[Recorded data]
##########
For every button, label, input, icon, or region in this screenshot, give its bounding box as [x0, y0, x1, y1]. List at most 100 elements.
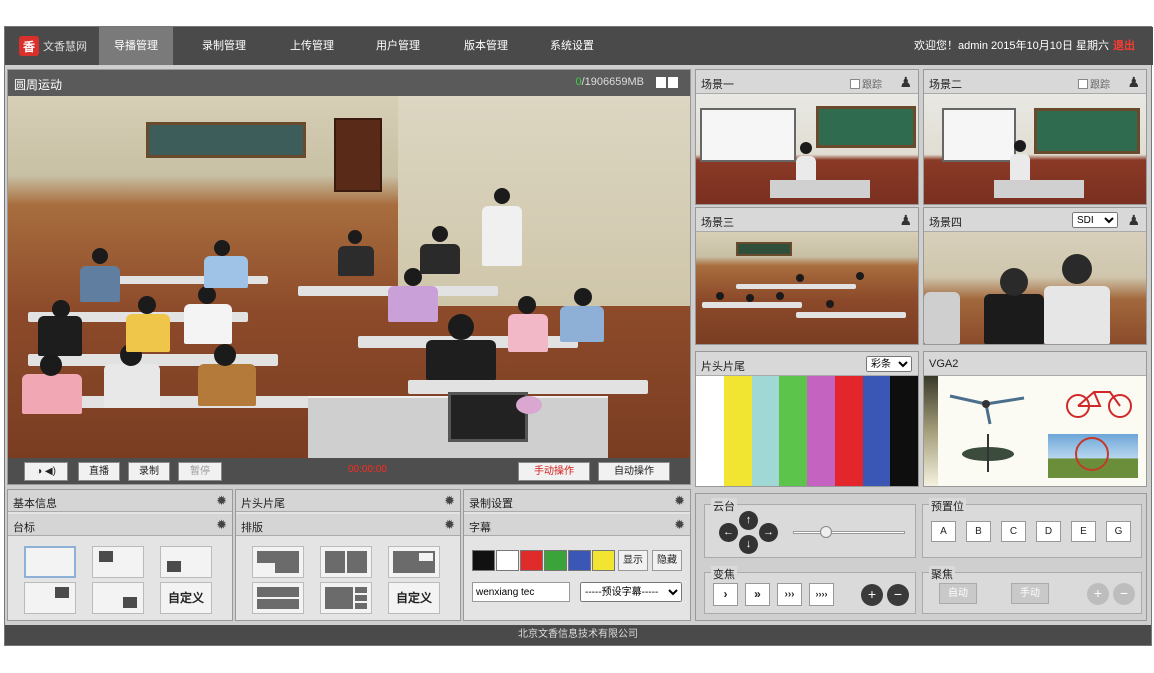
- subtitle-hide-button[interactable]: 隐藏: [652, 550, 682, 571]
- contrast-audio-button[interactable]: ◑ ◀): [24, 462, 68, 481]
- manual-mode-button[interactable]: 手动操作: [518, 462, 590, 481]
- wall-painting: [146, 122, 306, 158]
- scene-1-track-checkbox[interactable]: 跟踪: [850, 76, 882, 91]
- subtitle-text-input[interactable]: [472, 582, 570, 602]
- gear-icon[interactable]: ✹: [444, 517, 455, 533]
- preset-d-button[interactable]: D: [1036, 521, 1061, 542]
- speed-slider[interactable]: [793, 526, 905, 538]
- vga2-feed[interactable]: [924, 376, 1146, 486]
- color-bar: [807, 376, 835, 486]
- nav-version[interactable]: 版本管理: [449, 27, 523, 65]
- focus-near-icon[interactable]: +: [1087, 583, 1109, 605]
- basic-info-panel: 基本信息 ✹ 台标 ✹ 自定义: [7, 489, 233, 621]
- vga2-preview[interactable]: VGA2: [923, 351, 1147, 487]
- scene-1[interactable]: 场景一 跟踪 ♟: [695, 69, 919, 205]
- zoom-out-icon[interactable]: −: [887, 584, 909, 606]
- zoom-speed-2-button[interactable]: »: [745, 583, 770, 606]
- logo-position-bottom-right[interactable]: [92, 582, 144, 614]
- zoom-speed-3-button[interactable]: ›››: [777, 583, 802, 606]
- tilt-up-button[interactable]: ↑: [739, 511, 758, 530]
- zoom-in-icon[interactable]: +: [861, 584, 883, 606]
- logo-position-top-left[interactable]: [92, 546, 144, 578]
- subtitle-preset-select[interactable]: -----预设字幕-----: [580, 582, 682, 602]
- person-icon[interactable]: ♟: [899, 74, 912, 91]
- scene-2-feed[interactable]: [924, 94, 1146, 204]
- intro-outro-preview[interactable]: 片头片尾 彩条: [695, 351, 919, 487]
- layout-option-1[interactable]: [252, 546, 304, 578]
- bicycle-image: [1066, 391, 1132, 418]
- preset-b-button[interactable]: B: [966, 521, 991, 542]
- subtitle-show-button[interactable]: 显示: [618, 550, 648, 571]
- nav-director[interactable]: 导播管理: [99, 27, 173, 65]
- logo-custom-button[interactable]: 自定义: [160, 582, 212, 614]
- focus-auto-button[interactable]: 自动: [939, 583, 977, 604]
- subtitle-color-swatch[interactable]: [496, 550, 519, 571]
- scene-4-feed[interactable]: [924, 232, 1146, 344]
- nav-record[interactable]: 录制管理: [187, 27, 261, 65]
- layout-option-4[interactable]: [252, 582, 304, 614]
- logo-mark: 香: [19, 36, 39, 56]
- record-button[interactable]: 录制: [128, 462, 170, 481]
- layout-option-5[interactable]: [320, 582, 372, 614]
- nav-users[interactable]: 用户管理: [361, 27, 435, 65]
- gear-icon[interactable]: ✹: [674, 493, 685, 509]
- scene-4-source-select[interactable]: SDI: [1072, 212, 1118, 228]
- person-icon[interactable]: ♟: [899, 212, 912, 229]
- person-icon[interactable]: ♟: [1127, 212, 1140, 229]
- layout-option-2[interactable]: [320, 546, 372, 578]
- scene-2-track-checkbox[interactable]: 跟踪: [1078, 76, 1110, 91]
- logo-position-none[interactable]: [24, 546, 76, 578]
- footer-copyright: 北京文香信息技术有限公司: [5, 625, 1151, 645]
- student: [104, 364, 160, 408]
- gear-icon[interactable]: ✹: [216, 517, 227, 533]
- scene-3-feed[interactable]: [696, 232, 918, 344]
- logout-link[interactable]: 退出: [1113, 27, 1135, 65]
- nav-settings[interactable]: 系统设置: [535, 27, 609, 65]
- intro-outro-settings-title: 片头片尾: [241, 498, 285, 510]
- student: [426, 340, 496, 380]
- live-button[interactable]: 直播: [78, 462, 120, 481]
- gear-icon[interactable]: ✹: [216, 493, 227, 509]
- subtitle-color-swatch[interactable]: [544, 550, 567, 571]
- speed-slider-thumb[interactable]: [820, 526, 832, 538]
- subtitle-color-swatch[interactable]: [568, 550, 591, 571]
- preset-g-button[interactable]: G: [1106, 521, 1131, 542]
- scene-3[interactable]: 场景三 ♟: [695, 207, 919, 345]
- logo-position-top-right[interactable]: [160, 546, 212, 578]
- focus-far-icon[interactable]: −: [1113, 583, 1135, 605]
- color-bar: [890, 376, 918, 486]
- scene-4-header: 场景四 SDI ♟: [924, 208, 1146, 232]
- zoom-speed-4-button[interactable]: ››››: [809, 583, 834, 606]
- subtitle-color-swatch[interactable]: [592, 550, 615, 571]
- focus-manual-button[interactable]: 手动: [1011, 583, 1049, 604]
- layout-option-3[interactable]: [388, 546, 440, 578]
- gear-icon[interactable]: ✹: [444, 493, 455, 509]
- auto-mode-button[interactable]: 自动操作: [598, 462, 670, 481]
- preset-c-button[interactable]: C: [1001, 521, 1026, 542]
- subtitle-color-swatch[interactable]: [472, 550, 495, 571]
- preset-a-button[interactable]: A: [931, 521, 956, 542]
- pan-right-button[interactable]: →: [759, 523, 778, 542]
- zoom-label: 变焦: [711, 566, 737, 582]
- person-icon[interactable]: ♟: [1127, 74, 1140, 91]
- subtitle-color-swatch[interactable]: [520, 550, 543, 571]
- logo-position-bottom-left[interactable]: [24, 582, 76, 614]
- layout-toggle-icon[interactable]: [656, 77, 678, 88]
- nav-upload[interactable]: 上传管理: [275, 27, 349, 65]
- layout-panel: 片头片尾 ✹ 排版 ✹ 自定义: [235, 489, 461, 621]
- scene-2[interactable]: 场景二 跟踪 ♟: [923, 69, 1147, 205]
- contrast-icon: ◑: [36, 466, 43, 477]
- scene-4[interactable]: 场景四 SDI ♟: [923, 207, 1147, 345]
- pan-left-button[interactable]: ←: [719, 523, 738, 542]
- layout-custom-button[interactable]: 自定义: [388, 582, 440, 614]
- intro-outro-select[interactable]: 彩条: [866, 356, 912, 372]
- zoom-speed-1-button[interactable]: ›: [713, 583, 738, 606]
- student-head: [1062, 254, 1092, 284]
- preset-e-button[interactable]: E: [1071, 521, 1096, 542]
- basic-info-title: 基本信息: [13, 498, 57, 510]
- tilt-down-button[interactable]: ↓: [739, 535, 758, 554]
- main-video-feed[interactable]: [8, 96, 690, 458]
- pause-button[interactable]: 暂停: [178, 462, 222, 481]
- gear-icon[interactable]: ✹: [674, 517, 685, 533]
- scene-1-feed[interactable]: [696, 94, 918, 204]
##########
What this task involves: Edit the records above by replacing every "feed" with "stream" and leaving everything else unchanged. Leave the pictures out of your answer.

The completed task:
For every button, label, input, icon, or region in this screenshot, give its bounding box as [x0, y0, x1, y1]. List at most 100 elements.
- subtitle-hide-button[interactable]: 隐藏: [652, 550, 682, 571]
- contrast-audio-button[interactable]: ◑ ◀): [24, 462, 68, 481]
- manual-mode-button[interactable]: 手动操作: [518, 462, 590, 481]
- wall-painting: [146, 122, 306, 158]
- scene-1-track-checkbox[interactable]: 跟踪: [850, 76, 882, 91]
- subtitle-text-input[interactable]: [472, 582, 570, 602]
- gear-icon[interactable]: ✹: [444, 517, 455, 533]
- preset-d-button[interactable]: D: [1036, 521, 1061, 542]
- speed-slider[interactable]: [793, 526, 905, 538]
- vga2-stream[interactable]: [924, 376, 1146, 486]
- color-bar: [807, 376, 835, 486]
- nav-version[interactable]: 版本管理: [449, 27, 523, 65]
- focus-near-icon[interactable]: +: [1087, 583, 1109, 605]
- basic-info-panel: 基本信息 ✹ 台标 ✹ 自定义: [7, 489, 233, 621]
- vga2-preview[interactable]: VGA2: [923, 351, 1147, 487]
- scene-1[interactable]: 场景一 跟踪 ♟: [695, 69, 919, 205]
- zoom-out-icon[interactable]: −: [887, 584, 909, 606]
- zoom-speed-2-button[interactable]: »: [745, 583, 770, 606]
- logo-position-bottom-right[interactable]: [92, 582, 144, 614]
- zoom-speed-3-button[interactable]: ›››: [777, 583, 802, 606]
- tilt-up-button[interactable]: ↑: [739, 511, 758, 530]
- zoom-in-icon[interactable]: +: [861, 584, 883, 606]
- logo-position-top-left[interactable]: [92, 546, 144, 578]
- subtitle-preset-select[interactable]: -----预设字幕-----: [580, 582, 682, 602]
- person-icon[interactable]: ♟: [899, 74, 912, 91]
- scene-2-stream[interactable]: [924, 94, 1146, 204]
- intro-outro-preview[interactable]: 片头片尾 彩条: [695, 351, 919, 487]
- layout-option-1[interactable]: [252, 546, 304, 578]
- bicycle-image: [1066, 391, 1132, 418]
- preset-b-button[interactable]: B: [966, 521, 991, 542]
- subtitle-show-button[interactable]: 显示: [618, 550, 648, 571]
- nav-director[interactable]: 导播管理: [99, 27, 173, 65]
- logo-custom-button[interactable]: 自定义: [160, 582, 212, 614]
- focus-auto-button[interactable]: 自动: [939, 583, 977, 604]
- subtitle-color-swatch[interactable]: [496, 550, 519, 571]
- scene-4-stream[interactable]: [924, 232, 1146, 344]
- nav-record[interactable]: 录制管理: [187, 27, 261, 65]
- layout-option-4[interactable]: [252, 582, 304, 614]
- logo-mark: 香: [19, 36, 39, 56]
- record-button[interactable]: 录制: [128, 462, 170, 481]
- layout-option-5[interactable]: [320, 582, 372, 614]
- nav-users[interactable]: 用户管理: [361, 27, 435, 65]
- gear-icon[interactable]: ✹: [674, 493, 685, 509]
- scene-4-source-select[interactable]: SDI: [1072, 212, 1118, 228]
- person-icon[interactable]: ♟: [899, 212, 912, 229]
- person-icon[interactable]: ♟: [1127, 212, 1140, 229]
- layout-option-2[interactable]: [320, 546, 372, 578]
- scene-2-track-checkbox[interactable]: 跟踪: [1078, 76, 1110, 91]
- logo-position-none[interactable]: [24, 546, 76, 578]
- footer-copyright: 北京文香信息技术有限公司: [5, 625, 1151, 645]
- student: [104, 364, 160, 408]
- gear-icon[interactable]: ✹: [216, 517, 227, 533]
- scene-3-stream[interactable]: [696, 232, 918, 344]
- logout-link[interactable]: 退出: [1113, 27, 1135, 65]
- nav-settings[interactable]: 系统设置: [535, 27, 609, 65]
- intro-outro-settings-title: 片头片尾: [241, 498, 285, 510]
- student: [426, 340, 496, 380]
- live-button[interactable]: 直播: [78, 462, 120, 481]
- gear-icon[interactable]: ✹: [216, 493, 227, 509]
- subtitle-color-swatch[interactable]: [544, 550, 567, 571]
- speed-slider-thumb[interactable]: [820, 526, 832, 538]
- subtitle-color-swatch[interactable]: [568, 550, 591, 571]
- preset-g-button[interactable]: G: [1106, 521, 1131, 542]
- scene-3[interactable]: 场景三 ♟: [695, 207, 919, 345]
- logo-position-top-right[interactable]: [160, 546, 212, 578]
- focus-far-icon[interactable]: −: [1113, 583, 1135, 605]
- color-bar: [890, 376, 918, 486]
- scene-4-header: 场景四 SDI ♟: [924, 208, 1146, 232]
- zoom-speed-4-button[interactable]: ››››: [809, 583, 834, 606]
- subtitle-color-swatch[interactable]: [592, 550, 615, 571]
- focus-manual-button[interactable]: 手动: [1011, 583, 1049, 604]
- layout-option-3[interactable]: [388, 546, 440, 578]
- gear-icon[interactable]: ✹: [444, 493, 455, 509]
- auto-mode-button[interactable]: 自动操作: [598, 462, 670, 481]
- preset-c-button[interactable]: C: [1001, 521, 1026, 542]
- subtitle-color-swatch[interactable]: [472, 550, 495, 571]
- preset-a-button[interactable]: A: [931, 521, 956, 542]
- pan-right-button[interactable]: →: [759, 523, 778, 542]
- zoom-label: 变焦: [711, 566, 737, 582]
- person-icon[interactable]: ♟: [1127, 74, 1140, 91]
- subtitle-color-swatch[interactable]: [520, 550, 543, 571]
- logo-position-bottom-left[interactable]: [24, 582, 76, 614]
- layout-toggle-icon[interactable]: [656, 77, 678, 88]
- nav-upload[interactable]: 上传管理: [275, 27, 349, 65]
- layout-panel: 片头片尾 ✹ 排版 ✹ 自定义: [235, 489, 461, 621]
- scene-2[interactable]: 场景二 跟踪 ♟: [923, 69, 1147, 205]
- contrast-icon: ◑: [36, 466, 43, 477]
- scene-4[interactable]: 场景四 SDI ♟: [923, 207, 1147, 345]
- pan-left-button[interactable]: ←: [719, 523, 738, 542]
- layout-custom-button[interactable]: 自定义: [388, 582, 440, 614]
- intro-outro-select[interactable]: 彩条: [866, 356, 912, 372]
- zoom-speed-1-button[interactable]: ›: [713, 583, 738, 606]
- student-head: [1062, 254, 1092, 284]
- preset-e-button[interactable]: E: [1071, 521, 1096, 542]
- basic-info-title: 基本信息: [13, 498, 57, 510]
- tilt-down-button[interactable]: ↓: [739, 535, 758, 554]
- main-video-stream[interactable]: [8, 96, 690, 458]
- pause-button[interactable]: 暂停: [178, 462, 222, 481]
- gear-icon[interactable]: ✹: [674, 517, 685, 533]
- scene-1-stream[interactable]: [696, 94, 918, 204]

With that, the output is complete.